● **EXERCISES**:
A – List every username that heads a post in the squirrel forum thread.
B – Carry on the squirrel forum thread from its last line.

● **SUPPLIED PASSAGE**:
# Brave squirrel!!



## koshki (Mar 27, 2011)

I've been feeding black sunflower seeds to the birds in my backyard all winter using squirrel-proof feeders. The squirrels love them too, so I usually leave a handful on the ground for them.

I've also been feeding them stale bread, tossing it out the door from my sunroom. Lately, I've noticed that the squirrels don't leave when I open the door, but wait until I toss out some goodies.

Anyway, today I went out to refill the bird feeder. I left the bag of seeds in one of my tomato containers as I tooled around the yard, looking for signs of life popping up. When I came back around to the bag, there was a squirrel eating out of the bag! He let me get very close (within arms' reach) before he moved away a bit. So I tried to see if I could coax him back with some seed in my hand.

Well, here is what happened!







In between handfuls, I managed to call my hubby, who grabbed my camera. It had the macro lens on it, so he wasn't able to zoom in any closer, but I think he did a fine job!


----------



## SlipperKing (Mar 27, 2011)

Very cute!


----------



## Shiva (Mar 27, 2011)

I've got some squirrels under my bathtub. I think they stashed walnuts in there and every week or so, they come out for lunch. Noisy little critters.


----------



## SlipperFan (Mar 27, 2011)

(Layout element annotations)
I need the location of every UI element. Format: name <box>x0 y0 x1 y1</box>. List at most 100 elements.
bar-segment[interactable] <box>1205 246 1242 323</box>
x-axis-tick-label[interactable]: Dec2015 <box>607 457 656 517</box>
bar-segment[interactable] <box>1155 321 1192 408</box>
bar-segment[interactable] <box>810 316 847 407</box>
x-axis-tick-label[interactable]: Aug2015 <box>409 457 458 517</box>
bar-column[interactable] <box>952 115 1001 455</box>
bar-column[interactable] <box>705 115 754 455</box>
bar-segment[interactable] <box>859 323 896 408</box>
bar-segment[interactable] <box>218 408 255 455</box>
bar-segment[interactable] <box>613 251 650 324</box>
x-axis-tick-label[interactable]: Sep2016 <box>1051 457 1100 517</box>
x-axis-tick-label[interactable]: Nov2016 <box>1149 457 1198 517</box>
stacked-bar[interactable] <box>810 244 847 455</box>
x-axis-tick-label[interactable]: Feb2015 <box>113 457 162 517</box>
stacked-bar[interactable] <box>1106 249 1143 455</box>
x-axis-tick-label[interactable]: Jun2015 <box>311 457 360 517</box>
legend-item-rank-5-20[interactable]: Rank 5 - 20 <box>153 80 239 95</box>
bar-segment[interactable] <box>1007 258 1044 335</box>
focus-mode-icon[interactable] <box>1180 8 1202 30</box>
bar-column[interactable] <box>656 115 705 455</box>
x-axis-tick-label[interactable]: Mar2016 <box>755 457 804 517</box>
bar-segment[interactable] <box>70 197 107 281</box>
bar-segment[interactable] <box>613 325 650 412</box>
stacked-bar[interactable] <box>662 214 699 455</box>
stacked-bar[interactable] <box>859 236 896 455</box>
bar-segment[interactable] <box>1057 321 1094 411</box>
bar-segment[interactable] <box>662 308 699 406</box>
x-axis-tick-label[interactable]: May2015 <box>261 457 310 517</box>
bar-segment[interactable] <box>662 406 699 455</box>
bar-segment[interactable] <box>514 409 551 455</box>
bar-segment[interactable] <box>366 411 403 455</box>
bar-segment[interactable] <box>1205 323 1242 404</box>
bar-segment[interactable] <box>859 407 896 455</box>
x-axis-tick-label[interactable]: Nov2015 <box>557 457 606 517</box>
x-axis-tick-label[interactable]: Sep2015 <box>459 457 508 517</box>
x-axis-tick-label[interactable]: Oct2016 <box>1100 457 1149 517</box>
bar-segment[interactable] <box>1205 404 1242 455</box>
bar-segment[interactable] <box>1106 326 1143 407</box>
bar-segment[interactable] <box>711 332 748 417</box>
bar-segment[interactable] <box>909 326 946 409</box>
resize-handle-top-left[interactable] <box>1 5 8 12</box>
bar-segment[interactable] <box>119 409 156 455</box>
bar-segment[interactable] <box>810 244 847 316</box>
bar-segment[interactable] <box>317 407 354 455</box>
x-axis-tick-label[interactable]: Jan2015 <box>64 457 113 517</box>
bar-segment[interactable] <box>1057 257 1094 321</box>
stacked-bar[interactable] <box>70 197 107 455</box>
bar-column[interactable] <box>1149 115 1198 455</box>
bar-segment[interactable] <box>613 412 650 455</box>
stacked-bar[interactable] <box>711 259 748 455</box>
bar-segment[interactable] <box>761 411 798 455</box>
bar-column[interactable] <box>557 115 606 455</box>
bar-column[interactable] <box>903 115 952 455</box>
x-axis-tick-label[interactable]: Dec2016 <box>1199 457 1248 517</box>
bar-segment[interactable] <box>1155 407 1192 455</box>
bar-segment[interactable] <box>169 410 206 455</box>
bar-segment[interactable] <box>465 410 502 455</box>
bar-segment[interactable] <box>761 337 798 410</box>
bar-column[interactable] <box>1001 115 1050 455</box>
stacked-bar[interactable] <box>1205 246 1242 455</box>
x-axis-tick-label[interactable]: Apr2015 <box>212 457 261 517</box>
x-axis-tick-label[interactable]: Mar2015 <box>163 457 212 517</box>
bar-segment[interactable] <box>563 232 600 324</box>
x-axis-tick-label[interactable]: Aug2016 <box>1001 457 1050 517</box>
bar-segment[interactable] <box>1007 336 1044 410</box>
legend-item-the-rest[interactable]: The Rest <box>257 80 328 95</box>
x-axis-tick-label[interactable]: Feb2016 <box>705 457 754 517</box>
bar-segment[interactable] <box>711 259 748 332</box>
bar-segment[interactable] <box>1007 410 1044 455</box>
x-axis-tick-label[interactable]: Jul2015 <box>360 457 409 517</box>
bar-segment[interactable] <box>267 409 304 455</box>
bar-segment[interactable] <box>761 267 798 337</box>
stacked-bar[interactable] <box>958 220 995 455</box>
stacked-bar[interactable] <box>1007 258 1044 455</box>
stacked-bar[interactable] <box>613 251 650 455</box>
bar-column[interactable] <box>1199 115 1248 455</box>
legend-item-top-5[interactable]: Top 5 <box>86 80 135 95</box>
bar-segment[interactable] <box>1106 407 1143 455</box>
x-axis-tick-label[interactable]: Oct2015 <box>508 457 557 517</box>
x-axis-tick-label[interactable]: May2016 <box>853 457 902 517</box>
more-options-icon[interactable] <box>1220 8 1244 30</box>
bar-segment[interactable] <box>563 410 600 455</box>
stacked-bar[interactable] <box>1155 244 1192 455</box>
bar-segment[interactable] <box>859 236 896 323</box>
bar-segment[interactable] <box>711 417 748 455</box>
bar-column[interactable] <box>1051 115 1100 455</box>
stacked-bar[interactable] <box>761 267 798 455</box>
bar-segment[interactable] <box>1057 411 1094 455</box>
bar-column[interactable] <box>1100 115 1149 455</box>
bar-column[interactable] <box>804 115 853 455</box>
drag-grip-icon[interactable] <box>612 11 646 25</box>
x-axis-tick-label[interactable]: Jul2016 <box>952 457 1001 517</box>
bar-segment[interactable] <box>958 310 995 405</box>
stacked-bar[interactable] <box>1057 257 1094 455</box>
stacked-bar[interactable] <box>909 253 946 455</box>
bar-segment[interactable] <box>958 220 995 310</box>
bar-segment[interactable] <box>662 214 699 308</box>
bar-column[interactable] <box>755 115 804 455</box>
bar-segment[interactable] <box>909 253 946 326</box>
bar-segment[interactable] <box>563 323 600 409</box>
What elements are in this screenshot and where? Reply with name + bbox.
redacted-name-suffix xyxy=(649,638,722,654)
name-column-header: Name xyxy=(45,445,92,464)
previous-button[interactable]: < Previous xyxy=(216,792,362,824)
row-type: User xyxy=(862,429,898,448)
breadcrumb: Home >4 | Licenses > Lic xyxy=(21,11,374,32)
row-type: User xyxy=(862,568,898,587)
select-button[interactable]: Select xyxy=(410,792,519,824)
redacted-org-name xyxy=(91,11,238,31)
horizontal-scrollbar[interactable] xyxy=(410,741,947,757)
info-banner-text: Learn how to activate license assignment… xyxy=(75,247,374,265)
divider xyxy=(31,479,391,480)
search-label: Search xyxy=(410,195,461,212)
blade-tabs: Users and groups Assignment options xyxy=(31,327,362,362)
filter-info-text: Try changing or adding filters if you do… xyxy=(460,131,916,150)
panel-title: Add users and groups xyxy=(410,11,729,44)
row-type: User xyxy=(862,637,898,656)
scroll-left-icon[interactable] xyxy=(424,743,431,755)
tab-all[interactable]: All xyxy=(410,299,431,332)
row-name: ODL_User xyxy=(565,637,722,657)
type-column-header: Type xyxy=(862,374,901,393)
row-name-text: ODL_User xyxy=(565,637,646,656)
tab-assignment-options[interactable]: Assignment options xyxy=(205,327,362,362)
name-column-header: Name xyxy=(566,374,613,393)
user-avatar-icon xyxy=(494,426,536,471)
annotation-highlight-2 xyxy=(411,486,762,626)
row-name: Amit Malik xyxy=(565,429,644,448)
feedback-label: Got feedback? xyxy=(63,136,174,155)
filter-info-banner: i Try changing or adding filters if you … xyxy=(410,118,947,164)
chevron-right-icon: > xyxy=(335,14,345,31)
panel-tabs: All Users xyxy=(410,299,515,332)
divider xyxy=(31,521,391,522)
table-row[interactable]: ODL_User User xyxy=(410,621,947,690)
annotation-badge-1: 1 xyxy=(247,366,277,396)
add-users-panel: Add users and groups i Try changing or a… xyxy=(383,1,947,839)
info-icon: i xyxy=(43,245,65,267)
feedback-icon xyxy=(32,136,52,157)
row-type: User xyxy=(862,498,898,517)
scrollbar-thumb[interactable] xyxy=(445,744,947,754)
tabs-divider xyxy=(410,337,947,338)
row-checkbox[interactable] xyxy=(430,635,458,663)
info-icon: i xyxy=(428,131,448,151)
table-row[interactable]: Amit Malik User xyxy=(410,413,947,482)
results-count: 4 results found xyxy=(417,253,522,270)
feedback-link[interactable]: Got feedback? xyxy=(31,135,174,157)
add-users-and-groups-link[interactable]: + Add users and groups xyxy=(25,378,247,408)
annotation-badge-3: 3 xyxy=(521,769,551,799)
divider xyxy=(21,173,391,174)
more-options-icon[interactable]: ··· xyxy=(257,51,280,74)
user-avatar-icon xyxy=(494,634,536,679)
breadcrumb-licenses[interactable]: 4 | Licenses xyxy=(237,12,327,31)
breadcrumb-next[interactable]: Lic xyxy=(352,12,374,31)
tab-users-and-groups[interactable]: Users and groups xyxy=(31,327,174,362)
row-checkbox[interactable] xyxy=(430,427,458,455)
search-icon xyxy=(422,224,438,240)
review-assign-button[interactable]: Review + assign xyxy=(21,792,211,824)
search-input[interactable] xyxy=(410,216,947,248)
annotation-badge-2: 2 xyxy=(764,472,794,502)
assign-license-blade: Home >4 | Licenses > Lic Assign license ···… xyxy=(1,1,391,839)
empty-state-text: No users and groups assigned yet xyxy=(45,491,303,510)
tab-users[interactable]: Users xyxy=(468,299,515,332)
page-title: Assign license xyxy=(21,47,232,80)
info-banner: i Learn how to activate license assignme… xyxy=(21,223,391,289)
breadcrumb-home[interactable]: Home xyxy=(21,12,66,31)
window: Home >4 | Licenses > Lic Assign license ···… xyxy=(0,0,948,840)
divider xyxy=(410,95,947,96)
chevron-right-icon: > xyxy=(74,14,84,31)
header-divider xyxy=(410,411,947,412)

● **SOLVED PROBLEMS**:
A – koshki, SlipperKing, Shiva, SlipperFan

B –
We have black squirrels here, also. They are quite cute, and not the nuisance or pests that fox and red squirrels are. Thanks for sharing a cute moment. You probably have a friend for life now, and had better not leave your door open!


----------



## koshki (Mar 27, 2011)

Dot, while I was feeding him (lol, I have no idea if it was male or female), I was noticing that he had a brown undercoat, unlike others that were mostly black. I think some of the black squirrels must have bred with some of the gray squirrels we also have around here, and this little guy is a hybrid, lol!

And you're right about leaving the door open...just now I tossed out some stale bagels, and had a gray squirrel practically running in to take it!

Shiva, at first I thought you said IN your bathtub!! :rollhappy:


----------



## W. Beetus (Mar 27, 2011)

Great pictures! I like black squirrels better than grey squirrels too.


----------



## NYEric (Mar 27, 2011)

Black and Red squirrels are almost non-existant in the NYC area!


----------



## JeanLux (Mar 28, 2011)

Too cool!!! Jean


----------



## Marc (Mar 28, 2011)

Might be a tame squirrel that has been released in the wild?


----------



## Ernie (Mar 28, 2011)

I'm pretty sure black squirrels are just dark gray squirrels. A color sport or something? 

Oddly, I've seen them most in the northeast US and mid-Atlantic states. There were tons in DC. Seems weird since jet black stands out against snow very well. Maybe the black color helps them suck up the sun's heat in winter though? 

I like them. They are super cute.


----------



## Shiva (Mar 28, 2011)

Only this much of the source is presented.